__Records for this exercise__:
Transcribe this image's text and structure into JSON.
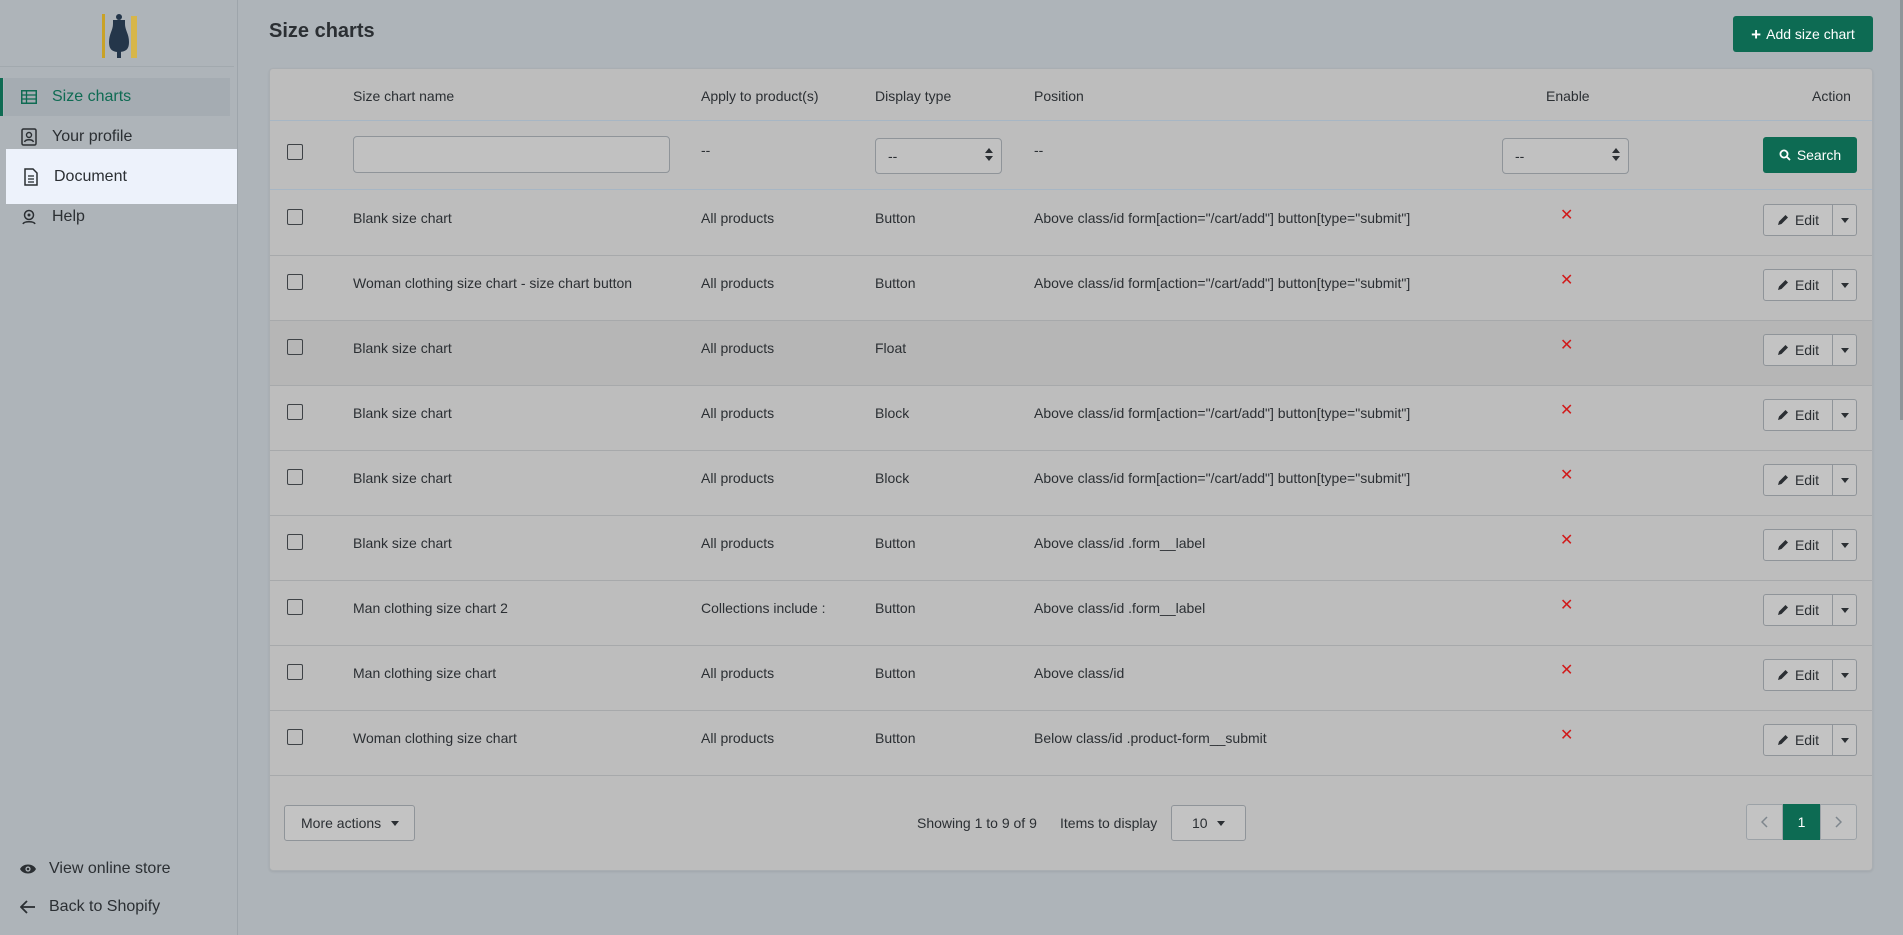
{
  "sidebar": {
    "items": [
      {
        "label": "Size charts",
        "icon": "table-icon"
      },
      {
        "label": "Your profile",
        "icon": "profile-icon"
      },
      {
        "label": "Document",
        "icon": "document-icon"
      },
      {
        "label": "Help",
        "icon": "help-icon"
      }
    ],
    "bottom": [
      {
        "label": "View online store",
        "icon": "eye-icon"
      },
      {
        "label": "Back to Shopify",
        "icon": "arrow-left-icon"
      }
    ]
  },
  "header": {
    "title": "Size charts",
    "add_button": "Add size chart"
  },
  "table": {
    "columns": [
      "Size chart name",
      "Apply to product(s)",
      "Display type",
      "Position",
      "Enable",
      "Action"
    ],
    "filters": {
      "name_value": "",
      "apply_placeholder": "--",
      "display_type_selected": "--",
      "position_placeholder": "--",
      "enable_selected": "--",
      "search_label": "Search"
    },
    "rows": [
      {
        "name": "Blank size chart",
        "apply": "All products",
        "display": "Button",
        "position": "Above class/id form[action=\"/cart/add\"] button[type=\"submit\"]",
        "enabled": false,
        "action": "Edit"
      },
      {
        "name": "Woman clothing size chart - size chart button",
        "apply": "All products",
        "display": "Button",
        "position": "Above class/id form[action=\"/cart/add\"] button[type=\"submit\"]",
        "enabled": false,
        "action": "Edit"
      },
      {
        "name": "Blank size chart",
        "apply": "All products",
        "display": "Float",
        "position": "",
        "enabled": false,
        "action": "Edit"
      },
      {
        "name": "Blank size chart",
        "apply": "All products",
        "display": "Block",
        "position": "Above class/id form[action=\"/cart/add\"] button[type=\"submit\"]",
        "enabled": false,
        "action": "Edit"
      },
      {
        "name": "Blank size chart",
        "apply": "All products",
        "display": "Block",
        "position": "Above class/id form[action=\"/cart/add\"] button[type=\"submit\"]",
        "enabled": false,
        "action": "Edit"
      },
      {
        "name": "Blank size chart",
        "apply": "All products",
        "display": "Button",
        "position": "Above class/id .form__label",
        "enabled": false,
        "action": "Edit"
      },
      {
        "name": "Man clothing size chart 2",
        "apply": "Collections include :",
        "display": "Button",
        "position": "Above class/id .form__label",
        "enabled": false,
        "action": "Edit"
      },
      {
        "name": "Man clothing size chart",
        "apply": "All products",
        "display": "Button",
        "position": "Above class/id",
        "enabled": false,
        "action": "Edit"
      },
      {
        "name": "Woman clothing size chart",
        "apply": "All products",
        "display": "Button",
        "position": "Below class/id .product-form__submit",
        "enabled": false,
        "action": "Edit"
      }
    ]
  },
  "footer": {
    "more_actions": "More actions",
    "showing": "Showing 1 to 9 of 9",
    "items_label": "Items to display",
    "items_value": "10",
    "current_page": "1"
  },
  "colors": {
    "accent": "#0d6b53",
    "disabled_x": "#d11b1b"
  }
}
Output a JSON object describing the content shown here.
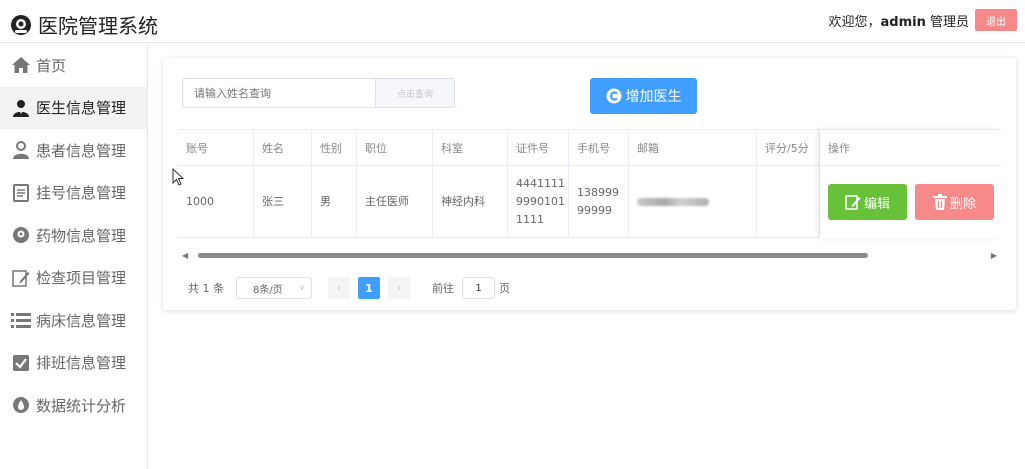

__Required task__: Write out each line of the data exactly; the images should be left out.

__Written answer__:
Transcribe this image's text and structure into JSON.
{
  "sidebar": {
    "items": [
      {
        "label": "Size charts",
        "icon": "table-icon"
      },
      {
        "label": "Your profile",
        "icon": "profile-icon"
      },
      {
        "label": "Document",
        "icon": "document-icon"
      },
      {
        "label": "Help",
        "icon": "help-icon"
      }
    ],
    "bottom": [
      {
        "label": "View online store",
        "icon": "eye-icon"
      },
      {
        "label": "Back to Shopify",
        "icon": "arrow-left-icon"
      }
    ]
  },
  "header": {
    "title": "Size charts",
    "add_button": "Add size chart"
  },
  "table": {
    "columns": [
      "Size chart name",
      "Apply to product(s)",
      "Display type",
      "Position",
      "Enable",
      "Action"
    ],
    "filters": {
      "name_value": "",
      "apply_placeholder": "--",
      "display_type_selected": "--",
      "position_placeholder": "--",
      "enable_selected": "--",
      "search_label": "Search"
    },
    "rows": [
      {
        "name": "Blank size chart",
        "apply": "All products",
        "display": "Button",
        "position": "Above class/id form[action=\"/cart/add\"] button[type=\"submit\"]",
        "enabled": false,
        "action": "Edit"
      },
      {
        "name": "Woman clothing size chart - size chart button",
        "apply": "All products",
        "display": "Button",
        "position": "Above class/id form[action=\"/cart/add\"] button[type=\"submit\"]",
        "enabled": false,
        "action": "Edit"
      },
      {
        "name": "Blank size chart",
        "apply": "All products",
        "display": "Float",
        "position": "",
        "enabled": false,
        "action": "Edit"
      },
      {
        "name": "Blank size chart",
        "apply": "All products",
        "display": "Block",
        "position": "Above class/id form[action=\"/cart/add\"] button[type=\"submit\"]",
        "enabled": false,
        "action": "Edit"
      },
      {
        "name": "Blank size chart",
        "apply": "All products",
        "display": "Block",
        "position": "Above class/id form[action=\"/cart/add\"] button[type=\"submit\"]",
        "enabled": false,
        "action": "Edit"
      },
      {
        "name": "Blank size chart",
        "apply": "All products",
        "display": "Button",
        "position": "Above class/id .form__label",
        "enabled": false,
        "action": "Edit"
      },
      {
        "name": "Man clothing size chart 2",
        "apply": "Collections include :",
        "display": "Button",
        "position": "Above class/id .form__label",
        "enabled": false,
        "action": "Edit"
      },
      {
        "name": "Man clothing size chart",
        "apply": "All products",
        "display": "Button",
        "position": "Above class/id",
        "enabled": false,
        "action": "Edit"
      },
      {
        "name": "Woman clothing size chart",
        "apply": "All products",
        "display": "Button",
        "position": "Below class/id .product-form__submit",
        "enabled": false,
        "action": "Edit"
      }
    ]
  },
  "footer": {
    "more_actions": "More actions",
    "showing": "Showing 1 to 9 of 9",
    "items_label": "Items to display",
    "items_value": "10",
    "current_page": "1"
  },
  "colors": {
    "accent": "#0d6b53",
    "disabled_x": "#d11b1b"
  }
}
Output a JSON object describing the content shown here.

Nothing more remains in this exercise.